>> Begin

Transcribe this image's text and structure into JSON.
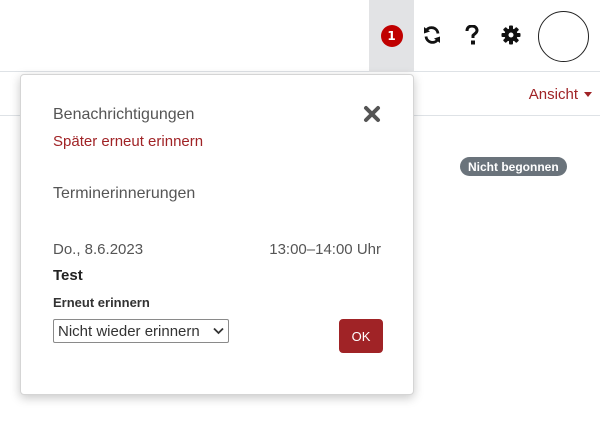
{
  "header": {
    "notifications_count": "1",
    "sync_icon": "sync-icon",
    "help_icon": "question-icon",
    "settings_icon": "gear-icon"
  },
  "subheader": {
    "view_label": "Ansicht"
  },
  "content": {
    "status_badge": "Nicht begonnen"
  },
  "popover": {
    "title": "Benachrichtigungen",
    "snooze_link": "Später erneut erinnern",
    "section_title": "Terminerinnerungen",
    "event": {
      "date": "Do., 8.6.2023",
      "time": "13:00–14:00 Uhr",
      "name": "Test"
    },
    "remind_label": "Erneut erinnern",
    "remind_selected": "Nicht wieder erinnern",
    "ok_label": "OK"
  },
  "colors": {
    "accent": "#a02326",
    "badge": "#c00000",
    "status_pill": "#6a737b"
  }
}
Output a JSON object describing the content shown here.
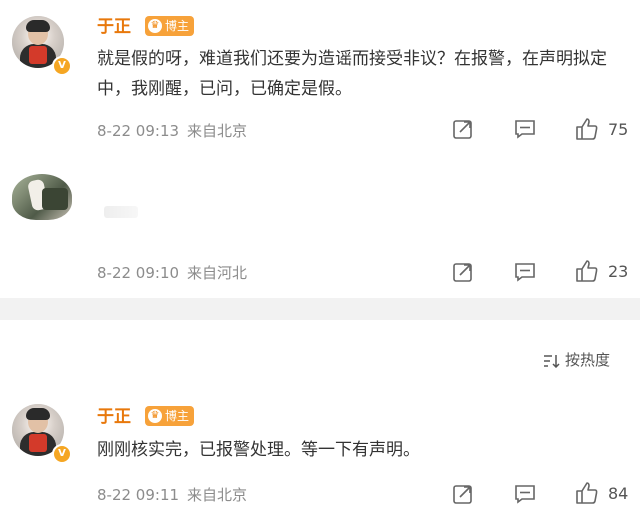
{
  "comments": [
    {
      "name": "于正",
      "badge": "博主",
      "text": "就是假的呀，难道我们还要为造谣而接受非议？在报警，在声明拟定中，我刚醒，已问，已确定是假。",
      "time": "8-22 09:13",
      "location": "来自北京",
      "likes": "75"
    },
    {
      "name": "",
      "text": "",
      "time": "8-22 09:10",
      "location": "来自河北",
      "likes": "23"
    },
    {
      "name": "于正",
      "badge": "博主",
      "text": "刚刚核实完，已报警处理。等一下有声明。",
      "time": "8-22 09:11",
      "location": "来自北京",
      "likes": "84"
    }
  ],
  "sort": {
    "label": "按热度"
  },
  "icons": {
    "share": "share-icon",
    "comment": "comment-icon",
    "like": "thumb-up-icon",
    "verified": "verified-icon",
    "sort": "sort-icon"
  },
  "colors": {
    "username": "#e8780b",
    "badge": "#f7a23a",
    "meta": "#8c8c8c",
    "divider": "#f2f2f2"
  }
}
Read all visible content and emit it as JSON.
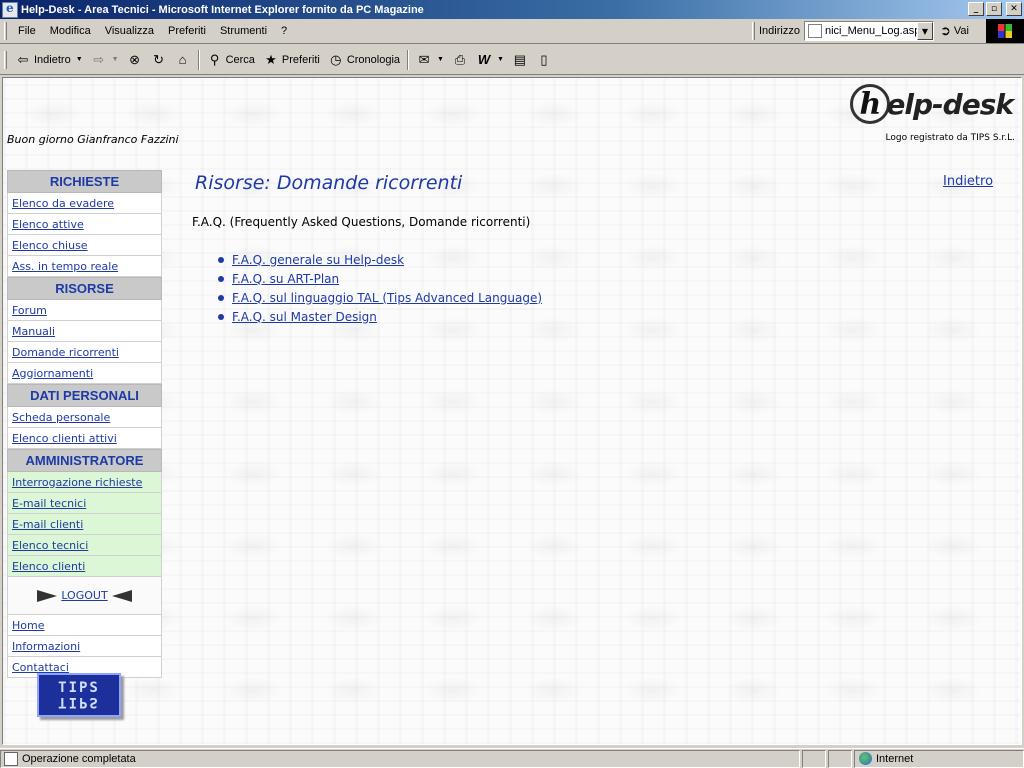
{
  "window": {
    "title": "Help-Desk - Area Tecnici - Microsoft Internet Explorer fornito da PC Magazine",
    "minimize": "_",
    "maximize": "▫",
    "close": "✕"
  },
  "menu": [
    "File",
    "Modifica",
    "Visualizza",
    "Preferiti",
    "Strumenti",
    "?"
  ],
  "address": {
    "label": "Indirizzo",
    "value": "nici_Menu_Log.asp",
    "go": "Vai"
  },
  "toolbar": {
    "back": "Indietro",
    "search": "Cerca",
    "favorites": "Preferiti",
    "history": "Cronologia"
  },
  "header": {
    "logo_text": "elp-desk",
    "logo_letter": "h",
    "logo_note": "Logo registrato da TIPS S.r.L.",
    "greeting": "Buon giorno Gianfranco Fazzini"
  },
  "sidebar": {
    "sections": [
      {
        "title": "RICHIESTE",
        "items": [
          "Elenco da evadere",
          "Elenco attive",
          "Elenco chiuse",
          "Ass. in tempo reale"
        ]
      },
      {
        "title": "RISORSE",
        "items": [
          "Forum",
          "Manuali",
          "Domande ricorrenti",
          "Aggiornamenti"
        ]
      },
      {
        "title": "DATI PERSONALI",
        "items": [
          "Scheda personale",
          "Elenco clienti attivi"
        ]
      },
      {
        "title": "AMMINISTRATORE",
        "items": [
          "Interrogazione richieste",
          "E-mail tecnici",
          "E-mail clienti",
          "Elenco tecnici",
          "Elenco clienti"
        ]
      }
    ],
    "logout": "LOGOUT",
    "footer_links": [
      "Home",
      "Informazioni",
      "Contattaci"
    ],
    "tips_logo": "TIPS"
  },
  "main": {
    "title": "Risorse: Domande ricorrenti",
    "back_link": "Indietro",
    "intro": "F.A.Q. (Frequently Asked Questions, Domande ricorrenti)",
    "faq_links": [
      "F.A.Q. generale su Help-desk",
      "F.A.Q. su ART-Plan",
      "F.A.Q. sul linguaggio TAL (Tips Advanced Language)",
      "F.A.Q. sul Master Design"
    ]
  },
  "status": {
    "text": "Operazione completata",
    "zone": "Internet"
  },
  "colors": {
    "link": "#1d3aa6",
    "section_bg": "#c9c9c9",
    "admin_item_bg": "#dcf7d5"
  }
}
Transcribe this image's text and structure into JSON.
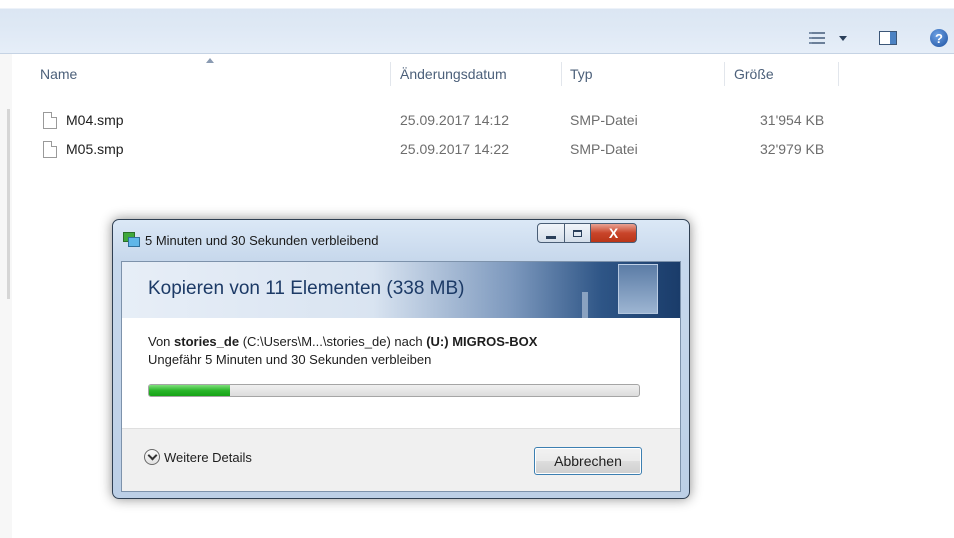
{
  "explorer": {
    "toolbar": {
      "view_icon": "view-list-icon",
      "dropdown_icon": "chevron-down-icon",
      "preview_icon": "preview-pane-icon",
      "help_icon": "help-icon",
      "help_glyph": "?"
    },
    "columns": [
      "Name",
      "Änderungsdatum",
      "Typ",
      "Größe"
    ],
    "files": [
      {
        "name": "M04.smp",
        "date": "25.09.2017 14:12",
        "type": "SMP-Datei",
        "size": "31'954 KB"
      },
      {
        "name": "M05.smp",
        "date": "25.09.2017 14:22",
        "type": "SMP-Datei",
        "size": "32'979 KB"
      }
    ]
  },
  "dialog": {
    "title": "5 Minuten und 30 Sekunden verbleibend",
    "close_glyph": "X",
    "heading": "Kopieren von 11 Elementen (338 MB)",
    "from_prefix": "Von ",
    "source_name": "stories_de",
    "source_path": " (C:\\Users\\M...\\stories_de)  nach ",
    "dest_name": "(U:) MIGROS-BOX",
    "time_remaining": "Ungefähr 5 Minuten und 30 Sekunden verbleiben",
    "progress_percent": 16.5,
    "progress_color": "#2ab52a",
    "details_label": "Weitere Details",
    "cancel_label": "Abbrechen"
  }
}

>> End

• **SET EXERCISE**
Omit the pictures, then output the rest of the listing exactly.

• **PROBLEM SOLUTION**
Transcribe this image's text and structure into JSON.
{
  "header": {
    "notifications_count": "1",
    "sync_icon": "sync-icon",
    "help_icon": "question-icon",
    "settings_icon": "gear-icon"
  },
  "subheader": {
    "view_label": "Ansicht"
  },
  "content": {
    "status_badge": "Nicht begonnen"
  },
  "popover": {
    "title": "Benachrichtigungen",
    "snooze_link": "Später erneut erinnern",
    "section_title": "Terminerinnerungen",
    "event": {
      "date": "Do., 8.6.2023",
      "time": "13:00–14:00 Uhr",
      "name": "Test"
    },
    "remind_label": "Erneut erinnern",
    "remind_selected": "Nicht wieder erinnern",
    "ok_label": "OK"
  },
  "colors": {
    "accent": "#a02326",
    "badge": "#c00000",
    "status_pill": "#6a737b"
  }
}
Output a JSON object describing the content shown here.
{
  "comments": [
    {
      "name": "于正",
      "badge": "博主",
      "text": "就是假的呀，难道我们还要为造谣而接受非议？在报警，在声明拟定中，我刚醒，已问，已确定是假。",
      "time": "8-22 09:13",
      "location": "来自北京",
      "likes": "75"
    },
    {
      "name": "",
      "text": "",
      "time": "8-22 09:10",
      "location": "来自河北",
      "likes": "23"
    },
    {
      "name": "于正",
      "badge": "博主",
      "text": "刚刚核实完，已报警处理。等一下有声明。",
      "time": "8-22 09:11",
      "location": "来自北京",
      "likes": "84"
    }
  ],
  "sort": {
    "label": "按热度"
  },
  "icons": {
    "share": "share-icon",
    "comment": "comment-icon",
    "like": "thumb-up-icon",
    "verified": "verified-icon",
    "sort": "sort-icon"
  },
  "colors": {
    "username": "#e8780b",
    "badge": "#f7a23a",
    "meta": "#8c8c8c",
    "divider": "#f2f2f2"
  }
}
Read all visible content and emit it as JSON.
{
  "window": {
    "title": "Help-Desk - Area Tecnici - Microsoft Internet Explorer fornito da PC Magazine",
    "minimize": "_",
    "maximize": "▫",
    "close": "✕"
  },
  "menu": [
    "File",
    "Modifica",
    "Visualizza",
    "Preferiti",
    "Strumenti",
    "?"
  ],
  "address": {
    "label": "Indirizzo",
    "value": "nici_Menu_Log.asp",
    "go": "Vai"
  },
  "toolbar": {
    "back": "Indietro",
    "search": "Cerca",
    "favorites": "Preferiti",
    "history": "Cronologia"
  },
  "header": {
    "logo_text": "elp-desk",
    "logo_letter": "h",
    "logo_note": "Logo registrato da TIPS S.r.L.",
    "greeting": "Buon giorno Gianfranco Fazzini"
  },
  "sidebar": {
    "sections": [
      {
        "title": "RICHIESTE",
        "items": [
          "Elenco da evadere",
          "Elenco attive",
          "Elenco chiuse",
          "Ass. in tempo reale"
        ]
      },
      {
        "title": "RISORSE",
        "items": [
          "Forum",
          "Manuali",
          "Domande ricorrenti",
          "Aggiornamenti"
        ]
      },
      {
        "title": "DATI PERSONALI",
        "items": [
          "Scheda personale",
          "Elenco clienti attivi"
        ]
      },
      {
        "title": "AMMINISTRATORE",
        "items": [
          "Interrogazione richieste",
          "E-mail tecnici",
          "E-mail clienti",
          "Elenco tecnici",
          "Elenco clienti"
        ]
      }
    ],
    "logout": "LOGOUT",
    "footer_links": [
      "Home",
      "Informazioni",
      "Contattaci"
    ],
    "tips_logo": "TIPS"
  },
  "main": {
    "title": "Risorse: Domande ricorrenti",
    "back_link": "Indietro",
    "intro": "F.A.Q. (Frequently Asked Questions, Domande ricorrenti)",
    "faq_links": [
      "F.A.Q. generale su Help-desk",
      "F.A.Q. su ART-Plan",
      "F.A.Q. sul linguaggio TAL (Tips Advanced Language)",
      "F.A.Q. sul Master Design"
    ]
  },
  "status": {
    "text": "Operazione completata",
    "zone": "Internet"
  },
  "colors": {
    "link": "#1d3aa6",
    "section_bg": "#c9c9c9",
    "admin_item_bg": "#dcf7d5"
  }
}
Transcribe this image's text and structure into JSON.
{
  "explorer": {
    "toolbar": {
      "view_icon": "view-list-icon",
      "dropdown_icon": "chevron-down-icon",
      "preview_icon": "preview-pane-icon",
      "help_icon": "help-icon",
      "help_glyph": "?"
    },
    "columns": [
      "Name",
      "Änderungsdatum",
      "Typ",
      "Größe"
    ],
    "files": [
      {
        "name": "M04.smp",
        "date": "25.09.2017 14:12",
        "type": "SMP-Datei",
        "size": "31'954 KB"
      },
      {
        "name": "M05.smp",
        "date": "25.09.2017 14:22",
        "type": "SMP-Datei",
        "size": "32'979 KB"
      }
    ]
  },
  "dialog": {
    "title": "5 Minuten und 30 Sekunden verbleibend",
    "close_glyph": "X",
    "heading": "Kopieren von 11 Elementen (338 MB)",
    "from_prefix": "Von ",
    "source_name": "stories_de",
    "source_path": " (C:\\Users\\M...\\stories_de)  nach ",
    "dest_name": "(U:) MIGROS-BOX",
    "time_remaining": "Ungefähr 5 Minuten und 30 Sekunden verbleiben",
    "progress_percent": 16.5,
    "progress_color": "#2ab52a",
    "details_label": "Weitere Details",
    "cancel_label": "Abbrechen"
  }
}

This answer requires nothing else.